In: Biology
Discuss the role of carbohydrates, lipids and proteins in maintaining the structure of the cell membrane and explain the effect of denaturation agents on the structure of proteins.
Carbohydrates: Carbohydrates are present in plasma membrane as short chains linked to peripheral proteins. Such proteins are called glycoproteins. `They also attach to polar ends of lipids to form glycolipids.
D-galactose, D-mannose, L-fucose, N-acetylneuraminic acid (or sialic acid), N-acetyl-D-glucosamine, and N-acetyl-D- galactosamine are the main carbohydrates in cell membrane. These sugars are hydrophillic. Thus, they help to orient the glycoproteins and glycolipids in the membrane. As they are exposed to the external environment, they do not rotate towards the hydrophobic interior of the cell membrane.
The glycoproteins are involved in plasma membrane transport, act as hormones and enzymes. Blood types are due to presence of glycoproteins on surface of cell membrane. Carbohydrates act as antigens on cell membrane. They can trigger immune response if identified as foreign by immune system. Carbohydrates also are involved in cell-cell adhesion. Contact inhibition is a response of cell to cell interaction via carbohydrates on cell membrane. Glycosphingolipids are involved in cell-cell recognition.
Proteins: The proteins in cell membrane are: peripheral proteins and glycoproteins. Peripheral proteins are exterior to cell membrane with one end embedded in cell membrane by interactions with other proteins. The integral proteins are embedded in cell membrane with both sides exposed. Glycoproteins are proteins associated with carbohydrates. They are involved in cell-cell communication and membrane transport. Membrane proteins are involved in maintaining the structure of membrane. They are transport/carrier proteins that allow transport of selective molecules in and out of the cell membrane. Mitochondrial and chloroplast membranes have proteins associated with them that are involved in ATP synthesis and photosynthesis. ER membranes are involved in protein synthesis and vesicle transport. Proteins are involved in attaching the membrane to the extracellular matrix or to cytoskeletal proteins in inside of the cell. Integral proteins may act as receptors to hormones and other ligands. Integral membrane protein have nonpolar amino acids that interact with the hydrophobic lipids in the interior of cell membrane.
Lipids/Fats: The phospholipid bilayer is composed of a hydrophobic core in the center and hydrophillic nonpolar heads exposed to the external environment. The hydrophobic core prevents the movement o hydrophillic molecules across the membrane. They allow the passage of hydrophobic molecules. Hence, the membrane is semi permeable. In addition, cholesterol is present which determines the fluidity of the membrane. It limits lateral movement of the phospholipid bilayer. Cholesterol is only present in animal cells. Cholesterol also helps maintain fluidity at different temperatures. It is also involved in cell signaling.

** Information **

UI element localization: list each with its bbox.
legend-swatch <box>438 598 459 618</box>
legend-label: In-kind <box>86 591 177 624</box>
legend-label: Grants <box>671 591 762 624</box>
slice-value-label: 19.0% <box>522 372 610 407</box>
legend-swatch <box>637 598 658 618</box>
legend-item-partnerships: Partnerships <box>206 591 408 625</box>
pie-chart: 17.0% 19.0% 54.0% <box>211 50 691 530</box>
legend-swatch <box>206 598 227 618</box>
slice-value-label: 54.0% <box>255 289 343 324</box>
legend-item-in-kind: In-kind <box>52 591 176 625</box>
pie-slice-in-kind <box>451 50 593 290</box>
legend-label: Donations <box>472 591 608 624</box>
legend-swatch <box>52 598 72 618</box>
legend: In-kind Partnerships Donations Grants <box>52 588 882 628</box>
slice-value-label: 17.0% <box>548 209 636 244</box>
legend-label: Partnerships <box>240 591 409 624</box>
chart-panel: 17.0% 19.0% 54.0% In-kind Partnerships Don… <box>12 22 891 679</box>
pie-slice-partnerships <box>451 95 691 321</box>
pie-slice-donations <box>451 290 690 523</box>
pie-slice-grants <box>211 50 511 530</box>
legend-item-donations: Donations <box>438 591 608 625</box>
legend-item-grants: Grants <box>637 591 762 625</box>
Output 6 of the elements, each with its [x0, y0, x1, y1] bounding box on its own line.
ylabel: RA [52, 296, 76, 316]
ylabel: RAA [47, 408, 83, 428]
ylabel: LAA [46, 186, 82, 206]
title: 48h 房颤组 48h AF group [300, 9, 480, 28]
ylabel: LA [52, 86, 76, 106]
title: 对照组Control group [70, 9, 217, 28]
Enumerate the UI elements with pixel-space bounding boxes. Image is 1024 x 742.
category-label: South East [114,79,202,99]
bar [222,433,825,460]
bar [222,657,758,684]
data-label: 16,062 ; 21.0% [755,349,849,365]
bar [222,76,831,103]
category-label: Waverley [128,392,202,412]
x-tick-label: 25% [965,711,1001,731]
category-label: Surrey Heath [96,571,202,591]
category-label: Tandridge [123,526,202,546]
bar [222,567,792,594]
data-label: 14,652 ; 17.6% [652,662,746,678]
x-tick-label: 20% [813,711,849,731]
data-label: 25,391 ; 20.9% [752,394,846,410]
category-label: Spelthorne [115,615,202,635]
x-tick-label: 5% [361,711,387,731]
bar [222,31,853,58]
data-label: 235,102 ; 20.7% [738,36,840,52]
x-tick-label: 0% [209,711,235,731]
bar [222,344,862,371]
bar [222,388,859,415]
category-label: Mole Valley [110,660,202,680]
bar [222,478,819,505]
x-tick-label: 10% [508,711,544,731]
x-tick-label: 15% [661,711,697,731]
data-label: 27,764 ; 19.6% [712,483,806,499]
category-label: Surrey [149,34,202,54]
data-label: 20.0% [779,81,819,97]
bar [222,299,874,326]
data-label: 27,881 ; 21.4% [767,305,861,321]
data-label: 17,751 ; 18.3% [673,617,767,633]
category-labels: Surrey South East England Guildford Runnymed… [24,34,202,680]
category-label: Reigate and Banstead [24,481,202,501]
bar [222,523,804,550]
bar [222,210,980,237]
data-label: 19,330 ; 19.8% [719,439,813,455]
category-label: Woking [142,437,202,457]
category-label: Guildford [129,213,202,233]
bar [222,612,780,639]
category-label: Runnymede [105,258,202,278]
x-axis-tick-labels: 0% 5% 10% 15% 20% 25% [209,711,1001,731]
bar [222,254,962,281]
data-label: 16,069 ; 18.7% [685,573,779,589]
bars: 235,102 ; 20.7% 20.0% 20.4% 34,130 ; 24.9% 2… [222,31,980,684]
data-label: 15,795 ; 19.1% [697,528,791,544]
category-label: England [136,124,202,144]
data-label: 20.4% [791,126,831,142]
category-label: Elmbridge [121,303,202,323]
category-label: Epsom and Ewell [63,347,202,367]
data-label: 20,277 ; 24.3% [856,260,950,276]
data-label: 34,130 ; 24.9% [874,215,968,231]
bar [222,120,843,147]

** Tasks to perform **
a: Recast the paragraph of the cell membrane text that begins "The glycoproteins are involved" as a bulleted list, keeping its main facts.
b: Using the cell membrane text, answer each question on its own line:
(i) Which membrane carbohydrate is also called sialic acid?
(ii) The membranes of which two organelles have proteins involved in ATP synthesis and photosynthesis?
(iii) What substance determines membrane fluidity, and in which cells is it present?
The records were taken from a different source than the cell membrane text.

** Answer list **
a:
- Glycoproteins take part in plasma membrane transport and act as hormones and enzymes.
- Glycoproteins on the cell membrane surface account for blood types.
- Carbohydrates on the cell membrane act as antigens and can trigger an immune response if the immune system identifies them as foreign.
- Carbohydrates are involved in cell-cell adhesion.
- Contact inhibition is a cell's response to cell-cell interaction through carbohydrates on the membrane.
- Glycosphingolipids are involved in cell-cell recognition.

b:
(i) N-acetylneuraminic acid
(ii) Mitochondria and chloroplasts
(iii) Cholesterol, which is present only in animal cells